Important Instructions

Disclaimer: GAS syntax instructions are backwards when compared to conventional programming languages, very epic gamer moment.

  • most instructions are split into 3 components
  • the "name" will use the "source" to modify the "destination"
  1. instruction name (mnemonic)
  2. source
  3. destination

mov

  • the most fundamental instruction is assignment
  • move A into B
  • when working with memory specify the suffix
# 1 -> rax (rax = 1)
mov $1, %rax
# rbp -> rdi
mov %rbp, %rdi

lea

  • register reference assignment
  • useful for scanf int / char
# &var_6969 -> rcx (rcx = &var_6969)

****************************************

Direction
Summarize the notes on GAS instructions in two sentences.

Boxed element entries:
****************************************

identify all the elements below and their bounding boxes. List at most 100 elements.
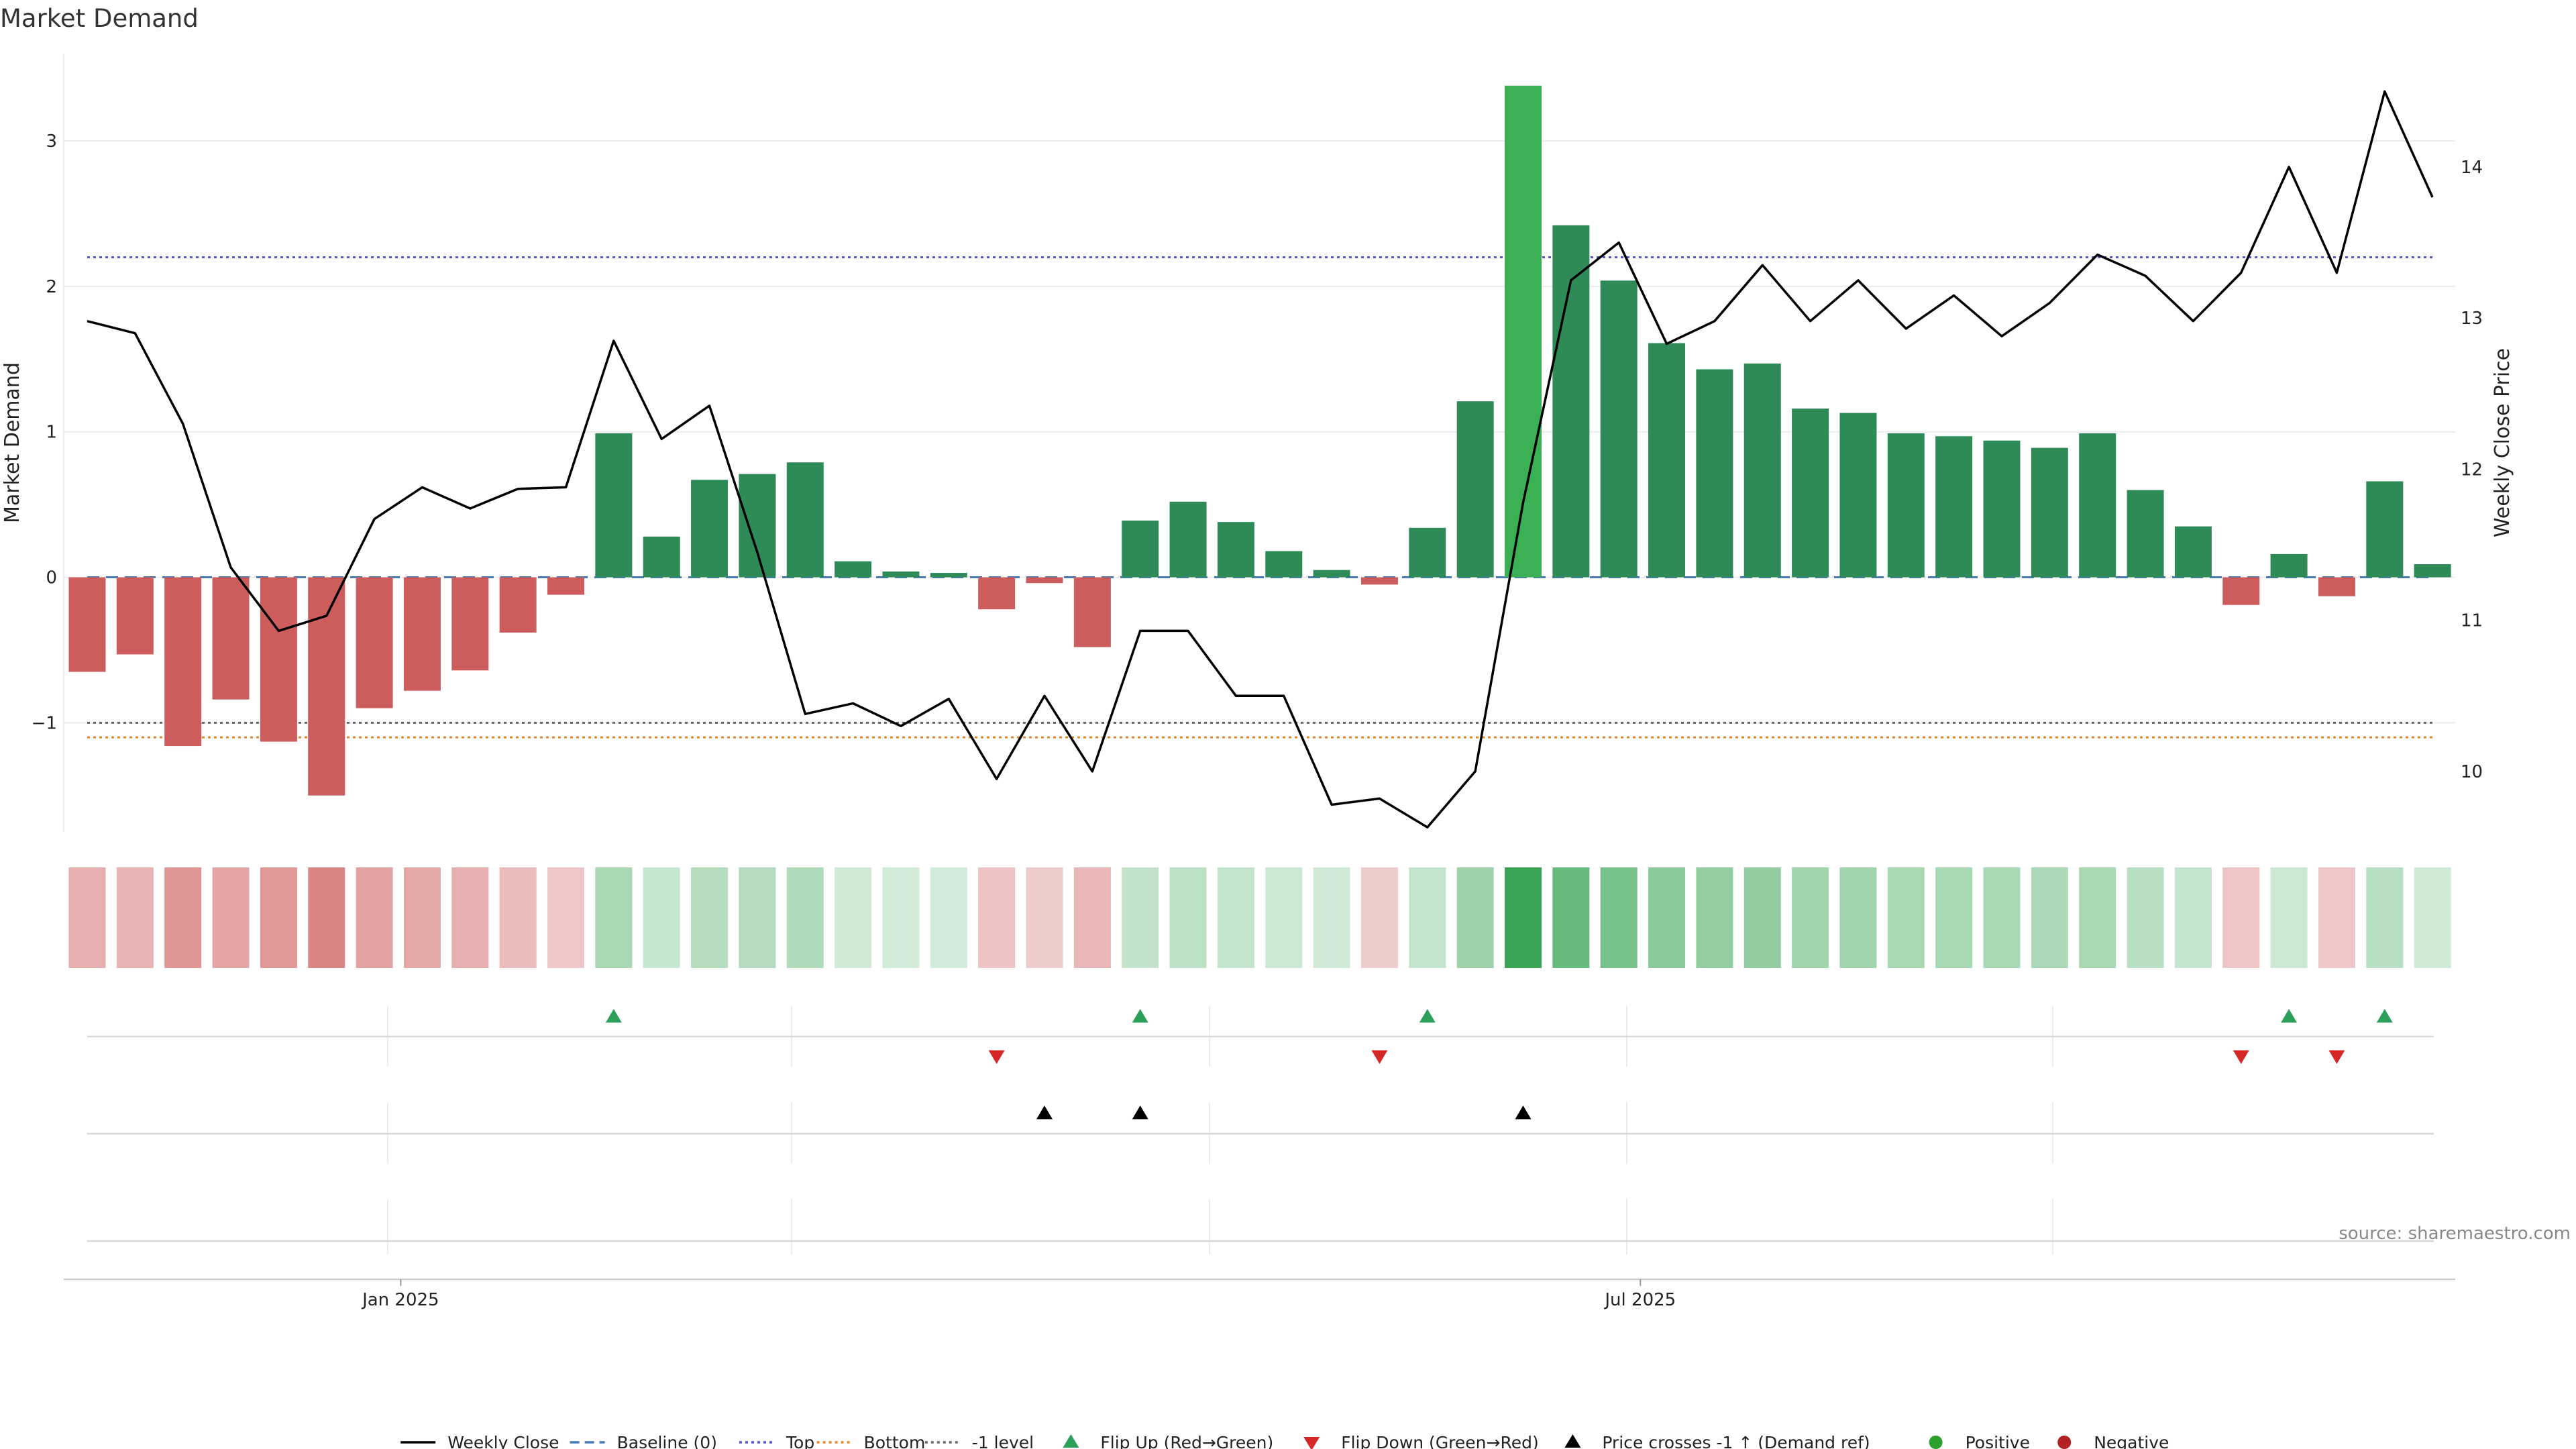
demand-bar	[68, 577, 106, 672]
heat-cell	[1935, 867, 1973, 968]
demand-bar	[1648, 343, 1686, 578]
heat-cell	[978, 867, 1016, 968]
demand-bar	[451, 577, 489, 671]
legend-label: Top	[786, 1433, 814, 1449]
x-tick-label: Jan 2025	[361, 1290, 439, 1310]
heat-cell	[2366, 867, 2404, 968]
demand-bar	[1409, 527, 1446, 578]
heat-cell	[1360, 867, 1398, 968]
heat-cell	[1026, 867, 1063, 968]
y-left-tick-label: −1	[32, 713, 57, 733]
legend-label: Flip Up (Red→Green)	[1100, 1433, 1273, 1449]
demand-bar	[403, 577, 441, 691]
heat-cell	[499, 867, 537, 968]
demand-bar	[1360, 577, 1398, 585]
heat-cell	[116, 867, 154, 968]
legend-label: Flip Down (Green→Red)	[1341, 1433, 1539, 1449]
demand-bar	[739, 474, 776, 578]
demand-bar	[2127, 490, 2164, 578]
flip-down-marker	[2233, 1050, 2249, 1064]
signal-markers	[87, 1006, 2434, 1254]
heat-cell	[1600, 867, 1638, 968]
price-cross-marker	[1036, 1106, 1053, 1120]
flip-down-marker	[2328, 1050, 2345, 1064]
demand-bar	[1169, 501, 1207, 578]
heat-cell	[2031, 867, 2068, 968]
demand-bar	[2031, 447, 2068, 578]
price-cross-marker	[1132, 1106, 1148, 1120]
heat-cell	[1409, 867, 1446, 968]
heat-cell	[786, 867, 824, 968]
y-axis-left-label: Market Demand	[1, 362, 24, 523]
heat-cell	[451, 867, 489, 968]
demand-bar	[1122, 521, 1159, 578]
demand-bar	[1456, 401, 1494, 578]
chart-title: Market Demand	[0, 4, 199, 33]
y-left-tick-label: 3	[46, 131, 57, 152]
flip-up-marker	[1419, 1009, 1436, 1023]
demand-bar	[499, 577, 537, 633]
heat-cell	[1839, 867, 1877, 968]
heat-cell	[2174, 867, 2212, 968]
demand-bar	[2318, 577, 2355, 596]
heat-cell	[2127, 867, 2164, 968]
demand-bar	[1839, 413, 1877, 578]
demand-bar	[356, 577, 393, 708]
heat-cell	[2318, 867, 2355, 968]
heat-cell	[1122, 867, 1159, 968]
heat-cell	[2222, 867, 2260, 968]
legend: Weekly Close Baseline (0) Top Bottom -1 leve…	[400, 1433, 2169, 1449]
legend-label: Weekly Close	[447, 1433, 559, 1449]
demand-bar	[1600, 280, 1638, 578]
demand-bar	[1313, 570, 1350, 578]
demand-bar	[2270, 553, 2308, 578]
legend-label: Positive	[1966, 1433, 2030, 1449]
heat-cell	[1265, 867, 1303, 968]
demand-bar	[978, 577, 1016, 610]
heat-cell	[1313, 867, 1350, 968]
heat-cell	[1983, 867, 2021, 968]
heat-cell	[547, 867, 584, 968]
legend-label: Price crosses -1 ↑ (Demand ref)	[1602, 1433, 1870, 1449]
demand-bar	[2366, 481, 2404, 578]
y-left-tick-label: 0	[46, 568, 57, 588]
weekly-close-line	[87, 90, 2434, 828]
demand-bar	[2222, 577, 2260, 605]
demand-bar	[1026, 577, 1063, 584]
legend-swatch	[1929, 1436, 1943, 1449]
flip-down-marker	[988, 1050, 1005, 1064]
demand-heat-strip	[68, 867, 2451, 968]
heat-cell	[68, 867, 106, 968]
heat-cell	[1169, 867, 1207, 968]
heat-cell	[212, 867, 250, 968]
demand-bar	[2079, 433, 2116, 578]
heat-cell	[308, 867, 345, 968]
y-right-tick-label: 11	[2461, 611, 2483, 631]
legend-swatch	[1063, 1434, 1079, 1448]
legend-swatch	[1303, 1437, 1320, 1449]
demand-bar	[691, 480, 729, 578]
demand-bar	[1935, 436, 1973, 578]
price-cross-marker	[1515, 1106, 1532, 1120]
demand-bar	[930, 573, 967, 578]
heat-cell	[643, 867, 680, 968]
demand-bar	[786, 462, 824, 578]
demand-bar	[1505, 85, 1542, 578]
flip-up-marker	[1132, 1009, 1148, 1023]
legend-label: Baseline (0)	[617, 1433, 717, 1449]
legend-swatch	[1564, 1434, 1581, 1448]
demand-bar	[1983, 440, 2021, 578]
heat-cell	[2414, 867, 2451, 968]
y-left-tick-label: 1	[46, 423, 57, 443]
demand-bar	[2174, 526, 2212, 578]
demand-bar	[164, 577, 202, 747]
heat-cell	[882, 867, 920, 968]
heat-cell	[1073, 867, 1111, 968]
heat-cell	[1792, 867, 1829, 968]
heat-cell	[1743, 867, 1781, 968]
demand-bar	[1696, 369, 1733, 578]
demand-bar	[1792, 409, 1829, 578]
x-axis: Jan 2025 Jul 2025	[63, 54, 2455, 1310]
demand-bar	[212, 577, 250, 700]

****************************************

Answer in full
In GAS syntax, most instructions have three components (the instruction name or mnemonic, a source, and a destination), and the name uses the source to modify the destination, an order the notes call backwards compared with conventional programming languages. The most fundamental instruction, mov, moves A into B and needs a suffix when working with memory, while lea performs register reference assignment and is useful for scanf with an int or char.